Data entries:
━━━━━━

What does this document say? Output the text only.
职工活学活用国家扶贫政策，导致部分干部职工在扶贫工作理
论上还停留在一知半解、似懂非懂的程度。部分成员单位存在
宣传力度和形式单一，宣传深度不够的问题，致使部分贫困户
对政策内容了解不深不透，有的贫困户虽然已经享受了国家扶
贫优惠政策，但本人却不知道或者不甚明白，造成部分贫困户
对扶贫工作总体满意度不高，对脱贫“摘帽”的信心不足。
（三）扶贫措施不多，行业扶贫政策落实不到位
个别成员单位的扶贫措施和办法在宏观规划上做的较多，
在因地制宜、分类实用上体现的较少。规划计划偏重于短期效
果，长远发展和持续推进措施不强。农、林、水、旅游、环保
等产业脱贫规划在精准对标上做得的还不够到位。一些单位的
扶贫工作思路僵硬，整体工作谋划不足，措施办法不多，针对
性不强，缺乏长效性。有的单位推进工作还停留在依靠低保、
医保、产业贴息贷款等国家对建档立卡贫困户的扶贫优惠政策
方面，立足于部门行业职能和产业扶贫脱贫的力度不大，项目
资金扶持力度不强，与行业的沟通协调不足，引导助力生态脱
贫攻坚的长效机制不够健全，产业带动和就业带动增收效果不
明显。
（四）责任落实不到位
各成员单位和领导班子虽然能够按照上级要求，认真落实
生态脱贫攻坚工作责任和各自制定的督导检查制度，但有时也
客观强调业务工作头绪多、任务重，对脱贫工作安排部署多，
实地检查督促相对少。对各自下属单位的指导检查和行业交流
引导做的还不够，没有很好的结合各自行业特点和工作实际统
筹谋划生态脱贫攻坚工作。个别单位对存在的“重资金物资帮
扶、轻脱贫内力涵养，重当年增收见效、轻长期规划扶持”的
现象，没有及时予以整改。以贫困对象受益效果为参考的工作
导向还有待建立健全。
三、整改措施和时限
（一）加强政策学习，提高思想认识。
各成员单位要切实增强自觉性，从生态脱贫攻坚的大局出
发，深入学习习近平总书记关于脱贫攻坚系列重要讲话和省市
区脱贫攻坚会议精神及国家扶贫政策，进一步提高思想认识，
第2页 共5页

━━━━━━

### Exercise task
Make an exact copy of every entry.

### Output for this task
What does this document say? Output the text only.
职工活学活用国家扶贫政策，导致部分干部职工在扶贫工作理
论上还停留在一知半解、似懂非懂的程度。部分成员单位存在
宣传力度和形式单一，宣传深度不够的问题，致使部分贫困户
对政策内容了解不深不透，有的贫困户虽然已经享受了国家扶
贫优惠政策，但本人却不知道或者不甚明白，造成部分贫困户
对扶贫工作总体满意度不高，对脱贫“摘帽”的信心不足。
（三）扶贫措施不多，行业扶贫政策落实不到位
个别成员单位的扶贫措施和办法在宏观规划上做的较多，
在因地制宜、分类实用上体现的较少。规划计划偏重于短期效
果，长远发展和持续推进措施不强。农、林、水、旅游、环保
等产业脱贫规划在精准对标上做得的还不够到位。一些单位的
扶贫工作思路僵硬，整体工作谋划不足，措施办法不多，针对
性不强，缺乏长效性。有的单位推进工作还停留在依靠低保、
医保、产业贴息贷款等国家对建档立卡贫困户的扶贫优惠政策
方面，立足于部门行业职能和产业扶贫脱贫的力度不大，项目
资金扶持力度不强，与行业的沟通协调不足，引导助力生态脱
贫攻坚的长效机制不够健全，产业带动和就业带动增收效果不
明显。
（四）责任落实不到位
各成员单位和领导班子虽然能够按照上级要求，认真落实
生态脱贫攻坚工作责任和各自制定的督导检查制度，但有时也
客观强调业务工作头绪多、任务重，对脱贫工作安排部署多，
实地检查督促相对少。对各自下属单位的指导检查和行业交流
引导做的还不够，没有很好的结合各自行业特点和工作实际统
筹谋划生态脱贫攻坚工作。个别单位对存在的“重资金物资帮
扶、轻脱贫内力涵养，重当年增收见效、轻长期规划扶持”的
现象，没有及时予以整改。以贫困对象受益效果为参考的工作
导向还有待建立健全。
三、整改措施和时限
（一）加强政策学习，提高思想认识。
各成员单位要切实增强自觉性，从生态脱贫攻坚的大局出
发，深入学习习近平总书记关于脱贫攻坚系列重要讲话和省市
区脱贫攻坚会议精神及国家扶贫政策，进一步提高思想认识，
第2页 共5页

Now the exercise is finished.